Dataset rows:
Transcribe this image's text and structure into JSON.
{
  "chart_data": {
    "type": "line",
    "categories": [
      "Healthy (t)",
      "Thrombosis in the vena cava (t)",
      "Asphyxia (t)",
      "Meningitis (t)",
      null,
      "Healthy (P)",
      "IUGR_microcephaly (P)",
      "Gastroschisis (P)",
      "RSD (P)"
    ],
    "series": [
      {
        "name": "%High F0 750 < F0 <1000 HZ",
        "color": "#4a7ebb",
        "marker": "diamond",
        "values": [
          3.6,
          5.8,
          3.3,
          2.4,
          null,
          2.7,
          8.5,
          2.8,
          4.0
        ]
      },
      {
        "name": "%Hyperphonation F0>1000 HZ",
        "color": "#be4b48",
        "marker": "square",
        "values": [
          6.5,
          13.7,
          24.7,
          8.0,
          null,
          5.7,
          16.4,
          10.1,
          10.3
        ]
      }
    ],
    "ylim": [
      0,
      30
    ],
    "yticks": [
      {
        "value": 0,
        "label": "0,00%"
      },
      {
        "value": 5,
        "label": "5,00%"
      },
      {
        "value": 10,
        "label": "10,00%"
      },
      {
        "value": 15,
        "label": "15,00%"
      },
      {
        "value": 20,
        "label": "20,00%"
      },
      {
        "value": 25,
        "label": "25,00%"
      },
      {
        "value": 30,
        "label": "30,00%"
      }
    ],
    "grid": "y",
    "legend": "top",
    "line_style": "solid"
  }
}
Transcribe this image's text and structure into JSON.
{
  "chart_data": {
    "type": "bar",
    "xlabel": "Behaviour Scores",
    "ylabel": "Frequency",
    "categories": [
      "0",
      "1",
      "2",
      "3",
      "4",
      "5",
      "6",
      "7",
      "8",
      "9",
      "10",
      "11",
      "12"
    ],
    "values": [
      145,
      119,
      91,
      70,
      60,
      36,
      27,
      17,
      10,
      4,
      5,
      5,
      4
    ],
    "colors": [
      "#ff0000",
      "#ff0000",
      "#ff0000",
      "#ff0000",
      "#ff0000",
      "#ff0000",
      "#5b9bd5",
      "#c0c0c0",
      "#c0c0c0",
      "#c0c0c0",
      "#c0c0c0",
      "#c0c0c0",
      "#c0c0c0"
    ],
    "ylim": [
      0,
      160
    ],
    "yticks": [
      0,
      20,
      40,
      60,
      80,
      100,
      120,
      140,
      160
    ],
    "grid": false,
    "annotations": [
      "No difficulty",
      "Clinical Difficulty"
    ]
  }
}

Given instruction:
Retype the records that precede this task, keeping them exactly the same.

Answer to this exercise:
Transcribe this image's text and structure into JSON.
{
  "chart_data": {
    "type": "line",
    "categories": [
      "Healthy (t)",
      "Thrombosis in the vena cava (t)",
      "Asphyxia (t)",
      "Meningitis (t)",
      null,
      "Healthy (P)",
      "IUGR_microcephaly (P)",
      "Gastroschisis (P)",
      "RSD (P)"
    ],
    "series": [
      {
        "name": "%High F0 750 < F0 <1000 HZ",
        "color": "#4a7ebb",
        "marker": "diamond",
        "values": [
          3.6,
          5.8,
          3.3,
          2.4,
          null,
          2.7,
          8.5,
          2.8,
          4.0
        ]
      },
      {
        "name": "%Hyperphonation F0>1000 HZ",
        "color": "#be4b48",
        "marker": "square",
        "values": [
          6.5,
          13.7,
          24.7,
          8.0,
          null,
          5.7,
          16.4,
          10.1,
          10.3
        ]
      }
    ],
    "ylim": [
      0,
      30
    ],
    "yticks": [
      {
        "value": 0,
        "label": "0,00%"
      },
      {
        "value": 5,
        "label": "5,00%"
      },
      {
        "value": 10,
        "label": "10,00%"
      },
      {
        "value": 15,
        "label": "15,00%"
      },
      {
        "value": 20,
        "label": "20,00%"
      },
      {
        "value": 25,
        "label": "25,00%"
      },
      {
        "value": 30,
        "label": "30,00%"
      }
    ],
    "grid": "y",
    "legend": "top",
    "line_style": "solid"
  }
}
Transcribe this image's text and structure into JSON.
{
  "chart_data": {
    "type": "bar",
    "xlabel": "Behaviour Scores",
    "ylabel": "Frequency",
    "categories": [
      "0",
      "1",
      "2",
      "3",
      "4",
      "5",
      "6",
      "7",
      "8",
      "9",
      "10",
      "11",
      "12"
    ],
    "values": [
      145,
      119,
      91,
      70,
      60,
      36,
      27,
      17,
      10,
      4,
      5,
      5,
      4
    ],
    "colors": [
      "#ff0000",
      "#ff0000",
      "#ff0000",
      "#ff0000",
      "#ff0000",
      "#ff0000",
      "#5b9bd5",
      "#c0c0c0",
      "#c0c0c0",
      "#c0c0c0",
      "#c0c0c0",
      "#c0c0c0",
      "#c0c0c0"
    ],
    "ylim": [
      0,
      160
    ],
    "yticks": [
      0,
      20,
      40,
      60,
      80,
      100,
      120,
      140,
      160
    ],
    "grid": false,
    "annotations": [
      "No difficulty",
      "Clinical Difficulty"
    ]
  }
}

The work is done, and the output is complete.